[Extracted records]
╔══
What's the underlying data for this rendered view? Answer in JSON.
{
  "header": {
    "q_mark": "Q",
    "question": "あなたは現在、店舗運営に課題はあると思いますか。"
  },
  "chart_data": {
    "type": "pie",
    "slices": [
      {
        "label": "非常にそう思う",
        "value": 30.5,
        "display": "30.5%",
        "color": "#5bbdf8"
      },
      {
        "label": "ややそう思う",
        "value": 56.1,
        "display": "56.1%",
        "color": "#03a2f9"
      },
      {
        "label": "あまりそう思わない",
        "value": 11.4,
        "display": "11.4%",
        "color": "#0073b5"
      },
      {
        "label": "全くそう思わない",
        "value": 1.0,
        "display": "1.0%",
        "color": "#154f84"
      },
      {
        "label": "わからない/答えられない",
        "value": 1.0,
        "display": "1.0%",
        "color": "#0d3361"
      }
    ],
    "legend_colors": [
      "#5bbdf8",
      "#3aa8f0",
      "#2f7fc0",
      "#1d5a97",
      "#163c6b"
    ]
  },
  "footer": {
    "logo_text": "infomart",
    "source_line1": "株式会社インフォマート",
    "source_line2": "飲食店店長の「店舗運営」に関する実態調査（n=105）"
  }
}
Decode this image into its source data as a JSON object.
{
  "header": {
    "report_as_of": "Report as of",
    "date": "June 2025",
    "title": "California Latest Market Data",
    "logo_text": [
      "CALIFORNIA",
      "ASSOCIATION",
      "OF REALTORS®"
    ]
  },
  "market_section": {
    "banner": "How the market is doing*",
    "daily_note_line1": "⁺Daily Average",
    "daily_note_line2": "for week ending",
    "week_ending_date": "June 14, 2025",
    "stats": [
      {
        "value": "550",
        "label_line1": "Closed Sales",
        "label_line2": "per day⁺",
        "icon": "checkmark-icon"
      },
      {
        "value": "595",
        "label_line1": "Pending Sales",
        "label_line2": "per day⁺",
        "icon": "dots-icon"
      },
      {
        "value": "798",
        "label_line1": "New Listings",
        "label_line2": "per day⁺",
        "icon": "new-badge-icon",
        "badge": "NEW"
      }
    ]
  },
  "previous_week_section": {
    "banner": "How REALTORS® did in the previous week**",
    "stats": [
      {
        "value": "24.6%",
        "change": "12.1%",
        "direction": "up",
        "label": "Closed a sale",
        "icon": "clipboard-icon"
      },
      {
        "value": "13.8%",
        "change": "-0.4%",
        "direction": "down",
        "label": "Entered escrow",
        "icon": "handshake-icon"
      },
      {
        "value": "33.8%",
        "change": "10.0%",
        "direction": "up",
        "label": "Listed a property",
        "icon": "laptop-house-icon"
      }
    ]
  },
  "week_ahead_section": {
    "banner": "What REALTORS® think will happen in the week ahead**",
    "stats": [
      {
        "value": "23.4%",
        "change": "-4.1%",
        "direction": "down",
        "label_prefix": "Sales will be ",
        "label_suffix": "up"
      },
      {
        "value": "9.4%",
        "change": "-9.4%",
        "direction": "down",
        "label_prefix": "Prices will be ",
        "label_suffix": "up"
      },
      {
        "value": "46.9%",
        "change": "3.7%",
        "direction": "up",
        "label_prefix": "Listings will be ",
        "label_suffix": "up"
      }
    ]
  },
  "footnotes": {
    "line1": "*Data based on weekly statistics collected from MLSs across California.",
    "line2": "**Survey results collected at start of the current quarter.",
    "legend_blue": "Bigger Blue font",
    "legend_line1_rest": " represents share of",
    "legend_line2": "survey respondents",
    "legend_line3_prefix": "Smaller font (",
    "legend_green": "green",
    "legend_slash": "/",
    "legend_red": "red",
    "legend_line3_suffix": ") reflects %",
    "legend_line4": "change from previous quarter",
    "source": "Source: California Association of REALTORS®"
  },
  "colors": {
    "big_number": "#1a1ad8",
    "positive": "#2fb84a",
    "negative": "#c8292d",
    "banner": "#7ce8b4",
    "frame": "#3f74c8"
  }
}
╚══
╔══
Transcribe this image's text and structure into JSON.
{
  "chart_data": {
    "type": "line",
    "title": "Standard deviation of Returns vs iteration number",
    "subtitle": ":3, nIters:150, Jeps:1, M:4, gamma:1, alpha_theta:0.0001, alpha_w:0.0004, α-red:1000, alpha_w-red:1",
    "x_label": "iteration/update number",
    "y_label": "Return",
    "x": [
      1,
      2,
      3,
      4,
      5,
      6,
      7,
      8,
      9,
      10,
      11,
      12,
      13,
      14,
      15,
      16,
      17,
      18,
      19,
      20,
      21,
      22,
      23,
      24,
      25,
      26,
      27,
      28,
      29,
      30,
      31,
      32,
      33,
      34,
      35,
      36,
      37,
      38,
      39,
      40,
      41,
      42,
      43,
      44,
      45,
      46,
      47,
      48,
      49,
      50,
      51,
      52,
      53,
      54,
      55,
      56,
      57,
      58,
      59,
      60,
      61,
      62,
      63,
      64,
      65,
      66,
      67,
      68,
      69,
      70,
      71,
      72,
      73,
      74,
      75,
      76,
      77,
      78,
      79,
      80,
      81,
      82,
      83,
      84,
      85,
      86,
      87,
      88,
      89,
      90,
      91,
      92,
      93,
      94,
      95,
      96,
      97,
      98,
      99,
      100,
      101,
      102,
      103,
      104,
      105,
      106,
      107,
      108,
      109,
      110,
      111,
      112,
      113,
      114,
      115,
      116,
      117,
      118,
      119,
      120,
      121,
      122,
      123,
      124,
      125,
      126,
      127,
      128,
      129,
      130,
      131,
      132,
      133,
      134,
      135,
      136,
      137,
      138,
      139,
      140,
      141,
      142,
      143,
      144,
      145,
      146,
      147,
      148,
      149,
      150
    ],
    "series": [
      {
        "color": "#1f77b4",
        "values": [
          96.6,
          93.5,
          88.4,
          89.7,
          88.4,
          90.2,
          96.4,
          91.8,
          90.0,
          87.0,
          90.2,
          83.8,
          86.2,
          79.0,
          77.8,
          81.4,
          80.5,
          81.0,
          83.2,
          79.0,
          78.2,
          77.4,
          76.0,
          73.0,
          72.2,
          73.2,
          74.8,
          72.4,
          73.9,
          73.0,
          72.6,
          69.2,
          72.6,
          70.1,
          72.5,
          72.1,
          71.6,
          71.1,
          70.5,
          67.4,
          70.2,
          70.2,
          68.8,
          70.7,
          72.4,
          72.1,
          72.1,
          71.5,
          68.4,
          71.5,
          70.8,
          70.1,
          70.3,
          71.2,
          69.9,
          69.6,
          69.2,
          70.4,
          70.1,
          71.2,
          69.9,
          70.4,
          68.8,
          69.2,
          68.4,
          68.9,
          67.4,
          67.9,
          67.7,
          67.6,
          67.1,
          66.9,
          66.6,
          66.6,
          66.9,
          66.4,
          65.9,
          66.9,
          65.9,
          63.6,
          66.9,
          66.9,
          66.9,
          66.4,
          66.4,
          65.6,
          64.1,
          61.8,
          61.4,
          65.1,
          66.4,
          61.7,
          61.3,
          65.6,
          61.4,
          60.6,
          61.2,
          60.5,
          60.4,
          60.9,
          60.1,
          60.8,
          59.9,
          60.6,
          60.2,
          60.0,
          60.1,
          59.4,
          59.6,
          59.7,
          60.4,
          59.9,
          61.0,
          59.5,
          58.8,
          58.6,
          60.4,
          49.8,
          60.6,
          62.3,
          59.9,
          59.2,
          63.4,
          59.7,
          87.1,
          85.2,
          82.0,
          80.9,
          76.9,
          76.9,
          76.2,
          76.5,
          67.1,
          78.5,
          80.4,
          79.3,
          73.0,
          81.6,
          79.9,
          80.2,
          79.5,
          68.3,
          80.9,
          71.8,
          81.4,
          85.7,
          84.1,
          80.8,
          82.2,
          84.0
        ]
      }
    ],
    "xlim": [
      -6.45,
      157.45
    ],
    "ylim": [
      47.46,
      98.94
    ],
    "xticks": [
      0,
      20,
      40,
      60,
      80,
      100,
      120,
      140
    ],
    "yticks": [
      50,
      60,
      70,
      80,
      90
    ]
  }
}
╚══
Find every line that holds "REALTORS" and copy it.

## EXPECTED ANSWER:
      "OF REALTORS®"
    "banner": "How REALTORS® did in the previous week**",
    "banner": "What REALTORS® think will happen in the week ahead**",
    "source": "Source: California Association of REALTORS®"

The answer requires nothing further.